◆ **Task instructions**
Which lines below hold the word "Thôn"? Copy all of them.
======== Provided entries
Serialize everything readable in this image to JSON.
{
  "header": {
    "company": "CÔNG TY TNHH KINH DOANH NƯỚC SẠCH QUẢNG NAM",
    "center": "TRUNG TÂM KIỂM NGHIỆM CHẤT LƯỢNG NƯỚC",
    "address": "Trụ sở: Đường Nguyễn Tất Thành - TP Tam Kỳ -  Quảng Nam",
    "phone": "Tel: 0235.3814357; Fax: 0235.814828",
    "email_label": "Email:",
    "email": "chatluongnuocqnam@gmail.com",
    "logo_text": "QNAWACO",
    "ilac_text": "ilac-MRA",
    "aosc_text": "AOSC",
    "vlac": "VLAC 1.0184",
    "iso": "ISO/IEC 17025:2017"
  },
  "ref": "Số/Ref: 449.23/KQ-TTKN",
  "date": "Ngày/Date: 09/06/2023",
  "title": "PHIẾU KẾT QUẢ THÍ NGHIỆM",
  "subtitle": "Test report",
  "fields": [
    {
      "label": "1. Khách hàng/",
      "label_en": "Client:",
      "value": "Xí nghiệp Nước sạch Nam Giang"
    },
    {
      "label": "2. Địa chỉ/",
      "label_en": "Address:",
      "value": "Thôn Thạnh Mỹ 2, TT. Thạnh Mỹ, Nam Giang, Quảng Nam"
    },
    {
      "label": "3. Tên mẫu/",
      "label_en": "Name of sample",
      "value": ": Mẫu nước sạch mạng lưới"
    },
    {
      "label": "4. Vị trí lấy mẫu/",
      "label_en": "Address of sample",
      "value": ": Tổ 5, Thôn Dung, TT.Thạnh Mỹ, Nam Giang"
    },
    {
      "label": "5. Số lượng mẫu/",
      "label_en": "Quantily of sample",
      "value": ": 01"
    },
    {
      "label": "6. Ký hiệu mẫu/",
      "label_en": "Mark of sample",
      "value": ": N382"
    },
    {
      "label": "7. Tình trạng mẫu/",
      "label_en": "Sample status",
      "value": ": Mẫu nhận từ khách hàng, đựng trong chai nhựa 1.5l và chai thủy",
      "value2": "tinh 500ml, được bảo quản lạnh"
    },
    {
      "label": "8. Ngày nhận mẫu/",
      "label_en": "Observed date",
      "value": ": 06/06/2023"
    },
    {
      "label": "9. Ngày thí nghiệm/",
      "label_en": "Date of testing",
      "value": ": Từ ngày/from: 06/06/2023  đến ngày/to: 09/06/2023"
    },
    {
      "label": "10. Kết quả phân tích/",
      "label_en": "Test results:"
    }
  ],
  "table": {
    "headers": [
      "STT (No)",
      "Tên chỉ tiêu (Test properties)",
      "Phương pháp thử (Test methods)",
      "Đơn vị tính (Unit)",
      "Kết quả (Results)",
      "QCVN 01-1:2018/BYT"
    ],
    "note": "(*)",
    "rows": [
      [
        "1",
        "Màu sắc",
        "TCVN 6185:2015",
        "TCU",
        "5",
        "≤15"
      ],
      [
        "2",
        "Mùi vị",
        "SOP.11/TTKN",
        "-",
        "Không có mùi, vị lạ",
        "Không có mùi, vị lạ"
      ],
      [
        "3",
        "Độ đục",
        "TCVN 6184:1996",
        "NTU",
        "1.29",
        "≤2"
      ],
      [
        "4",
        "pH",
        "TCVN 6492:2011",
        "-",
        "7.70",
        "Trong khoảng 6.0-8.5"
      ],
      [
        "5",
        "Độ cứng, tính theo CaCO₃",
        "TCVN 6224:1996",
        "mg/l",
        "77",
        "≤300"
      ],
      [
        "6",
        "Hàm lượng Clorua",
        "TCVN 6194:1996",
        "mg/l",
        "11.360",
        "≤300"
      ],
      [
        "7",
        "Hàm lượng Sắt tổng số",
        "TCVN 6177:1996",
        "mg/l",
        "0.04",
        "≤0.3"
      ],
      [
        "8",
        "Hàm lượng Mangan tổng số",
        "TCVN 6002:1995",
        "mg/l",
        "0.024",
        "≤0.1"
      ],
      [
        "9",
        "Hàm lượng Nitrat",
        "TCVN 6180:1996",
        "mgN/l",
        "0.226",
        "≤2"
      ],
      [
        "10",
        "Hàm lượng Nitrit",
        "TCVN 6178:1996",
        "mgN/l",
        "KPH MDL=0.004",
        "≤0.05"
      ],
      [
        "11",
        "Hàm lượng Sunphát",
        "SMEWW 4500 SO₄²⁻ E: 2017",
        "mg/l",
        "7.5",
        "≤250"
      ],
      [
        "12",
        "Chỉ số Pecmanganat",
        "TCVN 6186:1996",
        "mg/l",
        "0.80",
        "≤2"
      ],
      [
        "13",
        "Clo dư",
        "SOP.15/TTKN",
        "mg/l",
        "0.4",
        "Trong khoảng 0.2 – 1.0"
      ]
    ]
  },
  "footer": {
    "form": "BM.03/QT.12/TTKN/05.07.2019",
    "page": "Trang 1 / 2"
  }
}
================
◆ **Task response**
      "value": "Thôn Thạnh Mỹ 2, TT. Thạnh Mỹ, Nam Giang, Quảng Nam"
      "value": ": Tổ 5, Thôn Dung, TT.Thạnh Mỹ, Nam Giang"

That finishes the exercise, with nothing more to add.